_Data for this exercise:_
****

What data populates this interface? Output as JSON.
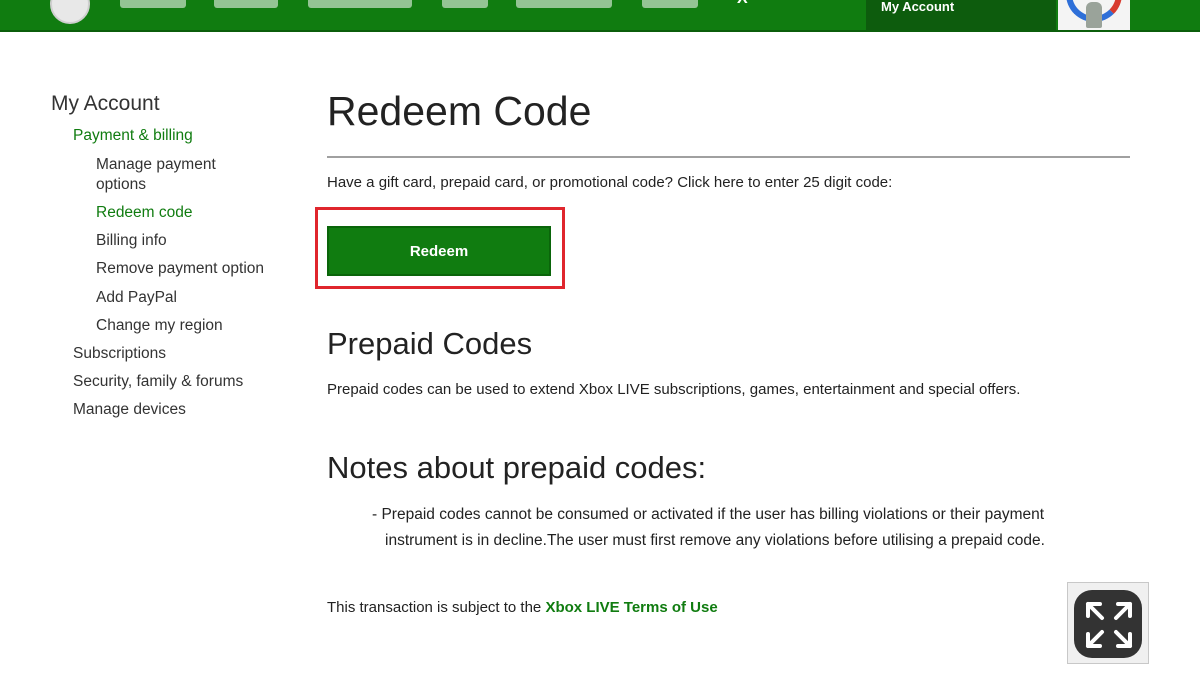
{
  "header": {
    "account_label": "My Account",
    "x_glyph": "X"
  },
  "sidebar": {
    "title": "My Account",
    "items": [
      {
        "label": "Payment & billing",
        "level": 1,
        "active": true
      },
      {
        "label": "Manage payment options",
        "level": 2,
        "active": false
      },
      {
        "label": "Redeem code",
        "level": 2,
        "active": true
      },
      {
        "label": "Billing info",
        "level": 2,
        "active": false
      },
      {
        "label": "Remove payment option",
        "level": 2,
        "active": false
      },
      {
        "label": "Add PayPal",
        "level": 2,
        "active": false
      },
      {
        "label": "Change my region",
        "level": 2,
        "active": false
      },
      {
        "label": "Subscriptions",
        "level": 1,
        "active": false
      },
      {
        "label": "Security, family & forums",
        "level": 1,
        "active": false
      },
      {
        "label": "Manage devices",
        "level": 1,
        "active": false
      }
    ]
  },
  "main": {
    "title": "Redeem Code",
    "intro": "Have a gift card, prepaid card, or promotional code? Click here to enter 25 digit code:",
    "redeem_label": "Redeem",
    "prepaid": {
      "heading": "Prepaid Codes",
      "text": "Prepaid codes can be used to extend Xbox LIVE subscriptions, games, entertainment and special offers."
    },
    "notes": {
      "heading": "Notes about prepaid codes:",
      "line1": "- Prepaid codes cannot be consumed or activated if the user has billing violations or their payment",
      "line2": "instrument is in decline.The user must first remove any violations before utilising a prepaid code."
    },
    "terms": {
      "prefix": "This transaction is subject to the ",
      "link": "Xbox LIVE Terms of Use"
    }
  },
  "icons": {
    "fullscreen": "expand-arrows-icon"
  },
  "colors": {
    "brand_green": "#107c10",
    "highlight_red": "#e0262d"
  }
}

****

_Exercise requirements:_ Exclude the images and reproduce the remaining data exactly.

_Worked solution:_
What data populates this interface? Output as JSON.
{
  "header": {
    "account_label": "My Account",
    "x_glyph": "X"
  },
  "sidebar": {
    "title": "My Account",
    "items": [
      {
        "label": "Payment & billing",
        "level": 1,
        "active": true
      },
      {
        "label": "Manage payment options",
        "level": 2,
        "active": false
      },
      {
        "label": "Redeem code",
        "level": 2,
        "active": true
      },
      {
        "label": "Billing info",
        "level": 2,
        "active": false
      },
      {
        "label": "Remove payment option",
        "level": 2,
        "active": false
      },
      {
        "label": "Add PayPal",
        "level": 2,
        "active": false
      },
      {
        "label": "Change my region",
        "level": 2,
        "active": false
      },
      {
        "label": "Subscriptions",
        "level": 1,
        "active": false
      },
      {
        "label": "Security, family & forums",
        "level": 1,
        "active": false
      },
      {
        "label": "Manage devices",
        "level": 1,
        "active": false
      }
    ]
  },
  "main": {
    "title": "Redeem Code",
    "intro": "Have a gift card, prepaid card, or promotional code? Click here to enter 25 digit code:",
    "redeem_label": "Redeem",
    "prepaid": {
      "heading": "Prepaid Codes",
      "text": "Prepaid codes can be used to extend Xbox LIVE subscriptions, games, entertainment and special offers."
    },
    "notes": {
      "heading": "Notes about prepaid codes:",
      "line1": "- Prepaid codes cannot be consumed or activated if the user has billing violations or their payment",
      "line2": "instrument is in decline.The user must first remove any violations before utilising a prepaid code."
    },
    "terms": {
      "prefix": "This transaction is subject to the ",
      "link": "Xbox LIVE Terms of Use"
    }
  },
  "icons": {
    "fullscreen": "expand-arrows-icon"
  },
  "colors": {
    "brand_green": "#107c10",
    "highlight_red": "#e0262d"
  }
}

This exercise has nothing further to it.